PROVIDED INFORMATION:

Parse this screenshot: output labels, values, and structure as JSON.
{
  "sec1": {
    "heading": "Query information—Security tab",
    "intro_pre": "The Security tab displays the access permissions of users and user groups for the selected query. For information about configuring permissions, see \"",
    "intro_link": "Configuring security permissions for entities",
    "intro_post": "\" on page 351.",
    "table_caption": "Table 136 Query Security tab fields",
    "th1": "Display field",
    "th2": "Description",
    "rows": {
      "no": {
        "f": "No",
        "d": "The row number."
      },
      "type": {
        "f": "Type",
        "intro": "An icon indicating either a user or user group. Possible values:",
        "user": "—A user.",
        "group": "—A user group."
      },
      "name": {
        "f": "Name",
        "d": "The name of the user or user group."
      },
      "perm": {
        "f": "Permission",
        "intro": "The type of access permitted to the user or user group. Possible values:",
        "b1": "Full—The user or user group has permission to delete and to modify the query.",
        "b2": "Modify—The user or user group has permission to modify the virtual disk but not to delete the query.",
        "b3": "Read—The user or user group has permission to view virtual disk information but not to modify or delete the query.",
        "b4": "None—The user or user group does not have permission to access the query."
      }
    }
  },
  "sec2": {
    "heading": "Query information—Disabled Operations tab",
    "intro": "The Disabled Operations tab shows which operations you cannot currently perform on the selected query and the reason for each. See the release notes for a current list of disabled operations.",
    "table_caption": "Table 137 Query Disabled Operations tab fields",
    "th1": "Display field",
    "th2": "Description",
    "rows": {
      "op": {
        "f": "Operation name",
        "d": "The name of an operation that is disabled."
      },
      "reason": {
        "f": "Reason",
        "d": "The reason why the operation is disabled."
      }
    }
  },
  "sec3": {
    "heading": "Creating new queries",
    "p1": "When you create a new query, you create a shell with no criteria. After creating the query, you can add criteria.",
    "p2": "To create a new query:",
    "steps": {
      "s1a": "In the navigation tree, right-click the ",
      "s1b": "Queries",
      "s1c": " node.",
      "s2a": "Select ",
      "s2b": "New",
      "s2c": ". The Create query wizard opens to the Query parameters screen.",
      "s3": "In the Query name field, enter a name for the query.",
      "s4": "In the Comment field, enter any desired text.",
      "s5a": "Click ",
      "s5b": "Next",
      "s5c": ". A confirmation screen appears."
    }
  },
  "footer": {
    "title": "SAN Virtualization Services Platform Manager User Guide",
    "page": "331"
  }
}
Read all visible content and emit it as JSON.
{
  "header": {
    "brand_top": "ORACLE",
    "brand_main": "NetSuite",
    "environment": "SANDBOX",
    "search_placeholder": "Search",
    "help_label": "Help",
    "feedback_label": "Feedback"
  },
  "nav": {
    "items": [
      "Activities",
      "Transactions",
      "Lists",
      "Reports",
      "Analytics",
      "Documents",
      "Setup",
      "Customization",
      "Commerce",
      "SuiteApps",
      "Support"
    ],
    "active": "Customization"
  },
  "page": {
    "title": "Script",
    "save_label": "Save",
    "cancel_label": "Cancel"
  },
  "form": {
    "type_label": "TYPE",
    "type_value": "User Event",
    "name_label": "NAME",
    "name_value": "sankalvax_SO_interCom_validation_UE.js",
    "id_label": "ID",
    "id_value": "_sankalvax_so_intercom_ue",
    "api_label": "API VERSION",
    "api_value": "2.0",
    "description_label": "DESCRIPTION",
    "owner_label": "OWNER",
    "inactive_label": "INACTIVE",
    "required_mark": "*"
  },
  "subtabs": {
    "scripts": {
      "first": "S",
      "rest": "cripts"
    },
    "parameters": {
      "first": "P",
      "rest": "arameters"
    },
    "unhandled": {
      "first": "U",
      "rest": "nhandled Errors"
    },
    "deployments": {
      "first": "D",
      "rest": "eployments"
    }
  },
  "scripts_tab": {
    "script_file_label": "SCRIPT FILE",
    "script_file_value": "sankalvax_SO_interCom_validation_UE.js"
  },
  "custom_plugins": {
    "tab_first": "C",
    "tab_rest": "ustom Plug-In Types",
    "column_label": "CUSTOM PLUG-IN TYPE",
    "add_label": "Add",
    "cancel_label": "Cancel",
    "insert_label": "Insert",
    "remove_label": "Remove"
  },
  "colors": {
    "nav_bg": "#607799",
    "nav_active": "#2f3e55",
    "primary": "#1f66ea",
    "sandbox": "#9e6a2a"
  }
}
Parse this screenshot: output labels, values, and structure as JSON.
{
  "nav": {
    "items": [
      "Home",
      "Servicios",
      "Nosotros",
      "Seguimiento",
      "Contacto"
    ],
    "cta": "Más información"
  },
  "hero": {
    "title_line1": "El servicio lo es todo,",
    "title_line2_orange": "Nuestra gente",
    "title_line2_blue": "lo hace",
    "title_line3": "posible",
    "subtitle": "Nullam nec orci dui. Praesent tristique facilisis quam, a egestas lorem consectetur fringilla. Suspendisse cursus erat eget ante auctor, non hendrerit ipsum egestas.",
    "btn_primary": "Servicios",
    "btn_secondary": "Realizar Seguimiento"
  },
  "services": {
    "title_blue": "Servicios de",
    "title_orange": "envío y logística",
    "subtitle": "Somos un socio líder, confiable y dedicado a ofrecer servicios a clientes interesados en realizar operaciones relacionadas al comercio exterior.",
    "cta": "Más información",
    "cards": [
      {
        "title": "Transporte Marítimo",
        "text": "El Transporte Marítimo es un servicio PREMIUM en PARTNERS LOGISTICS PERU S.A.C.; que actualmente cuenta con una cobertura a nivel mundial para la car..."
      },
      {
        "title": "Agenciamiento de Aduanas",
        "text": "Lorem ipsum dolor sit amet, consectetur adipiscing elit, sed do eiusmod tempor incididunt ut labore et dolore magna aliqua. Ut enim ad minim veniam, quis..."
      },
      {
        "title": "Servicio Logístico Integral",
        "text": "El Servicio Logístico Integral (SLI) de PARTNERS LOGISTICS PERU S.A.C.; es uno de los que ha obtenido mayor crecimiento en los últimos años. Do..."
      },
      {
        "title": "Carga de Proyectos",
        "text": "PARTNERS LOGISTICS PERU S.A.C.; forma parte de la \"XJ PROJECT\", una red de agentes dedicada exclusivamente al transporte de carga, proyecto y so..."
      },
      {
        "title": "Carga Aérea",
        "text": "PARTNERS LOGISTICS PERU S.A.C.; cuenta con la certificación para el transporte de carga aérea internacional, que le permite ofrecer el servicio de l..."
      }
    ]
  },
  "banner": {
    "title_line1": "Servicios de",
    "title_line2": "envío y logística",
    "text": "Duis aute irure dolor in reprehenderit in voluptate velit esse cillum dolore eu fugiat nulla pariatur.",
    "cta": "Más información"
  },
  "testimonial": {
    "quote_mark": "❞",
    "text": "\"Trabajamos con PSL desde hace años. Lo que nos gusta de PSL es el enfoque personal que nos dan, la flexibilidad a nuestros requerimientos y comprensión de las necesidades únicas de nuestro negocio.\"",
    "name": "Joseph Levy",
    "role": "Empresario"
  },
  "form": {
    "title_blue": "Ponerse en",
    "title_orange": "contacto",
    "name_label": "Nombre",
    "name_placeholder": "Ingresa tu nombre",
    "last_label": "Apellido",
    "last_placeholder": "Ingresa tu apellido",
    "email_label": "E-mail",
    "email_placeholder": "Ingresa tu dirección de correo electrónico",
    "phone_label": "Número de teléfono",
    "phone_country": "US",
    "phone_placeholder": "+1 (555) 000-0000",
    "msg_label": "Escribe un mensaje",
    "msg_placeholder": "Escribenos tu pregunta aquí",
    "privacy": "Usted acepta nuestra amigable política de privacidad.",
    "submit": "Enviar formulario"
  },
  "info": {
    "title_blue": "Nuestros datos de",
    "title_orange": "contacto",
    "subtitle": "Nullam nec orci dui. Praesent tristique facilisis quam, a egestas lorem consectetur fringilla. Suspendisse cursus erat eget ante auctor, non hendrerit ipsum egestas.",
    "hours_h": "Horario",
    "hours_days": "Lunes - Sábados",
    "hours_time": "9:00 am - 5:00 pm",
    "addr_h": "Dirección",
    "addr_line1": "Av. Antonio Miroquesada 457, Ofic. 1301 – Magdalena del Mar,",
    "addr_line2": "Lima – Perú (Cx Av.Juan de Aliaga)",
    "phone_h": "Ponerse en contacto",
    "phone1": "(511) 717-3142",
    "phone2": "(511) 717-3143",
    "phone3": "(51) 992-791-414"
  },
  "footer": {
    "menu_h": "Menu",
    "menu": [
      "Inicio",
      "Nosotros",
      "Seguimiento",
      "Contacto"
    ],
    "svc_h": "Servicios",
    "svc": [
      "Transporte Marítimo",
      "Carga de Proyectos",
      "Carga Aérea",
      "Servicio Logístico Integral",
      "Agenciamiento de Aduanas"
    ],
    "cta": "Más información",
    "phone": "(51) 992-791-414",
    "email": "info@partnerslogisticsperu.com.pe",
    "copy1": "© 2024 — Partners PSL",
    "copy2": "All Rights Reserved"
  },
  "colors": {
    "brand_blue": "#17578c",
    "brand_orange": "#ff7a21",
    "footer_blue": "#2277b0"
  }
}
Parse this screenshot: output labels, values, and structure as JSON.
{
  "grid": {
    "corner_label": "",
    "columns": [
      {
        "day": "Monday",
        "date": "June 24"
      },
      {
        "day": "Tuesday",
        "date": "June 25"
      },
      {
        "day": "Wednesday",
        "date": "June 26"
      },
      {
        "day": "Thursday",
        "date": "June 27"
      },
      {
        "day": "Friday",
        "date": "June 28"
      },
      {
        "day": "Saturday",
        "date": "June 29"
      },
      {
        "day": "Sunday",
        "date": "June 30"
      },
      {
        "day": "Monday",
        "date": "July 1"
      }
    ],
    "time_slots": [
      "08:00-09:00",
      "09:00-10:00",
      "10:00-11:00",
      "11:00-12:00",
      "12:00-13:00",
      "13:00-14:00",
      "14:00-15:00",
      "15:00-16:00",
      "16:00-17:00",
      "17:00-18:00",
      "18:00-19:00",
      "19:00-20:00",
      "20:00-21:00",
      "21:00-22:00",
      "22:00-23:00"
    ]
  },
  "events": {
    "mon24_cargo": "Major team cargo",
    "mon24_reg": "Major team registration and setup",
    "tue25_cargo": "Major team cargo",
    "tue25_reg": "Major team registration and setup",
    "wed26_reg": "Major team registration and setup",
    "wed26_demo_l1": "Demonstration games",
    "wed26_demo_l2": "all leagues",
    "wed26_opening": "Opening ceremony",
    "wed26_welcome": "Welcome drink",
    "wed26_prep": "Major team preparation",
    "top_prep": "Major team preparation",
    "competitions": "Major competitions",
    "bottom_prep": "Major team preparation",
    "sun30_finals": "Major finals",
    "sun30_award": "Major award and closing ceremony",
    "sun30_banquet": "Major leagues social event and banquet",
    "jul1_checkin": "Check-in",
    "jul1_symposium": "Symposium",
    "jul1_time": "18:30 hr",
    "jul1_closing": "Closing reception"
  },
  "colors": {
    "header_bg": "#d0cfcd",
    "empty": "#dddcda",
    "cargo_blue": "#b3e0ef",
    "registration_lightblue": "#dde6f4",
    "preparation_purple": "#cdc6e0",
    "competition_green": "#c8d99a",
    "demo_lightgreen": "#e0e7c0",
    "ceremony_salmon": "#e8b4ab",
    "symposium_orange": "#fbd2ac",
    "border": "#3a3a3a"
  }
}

THE REQUEST:
Reply with the number of lines in the material above that contain "hace", and nothing more.

FINISHED ANSWER:
2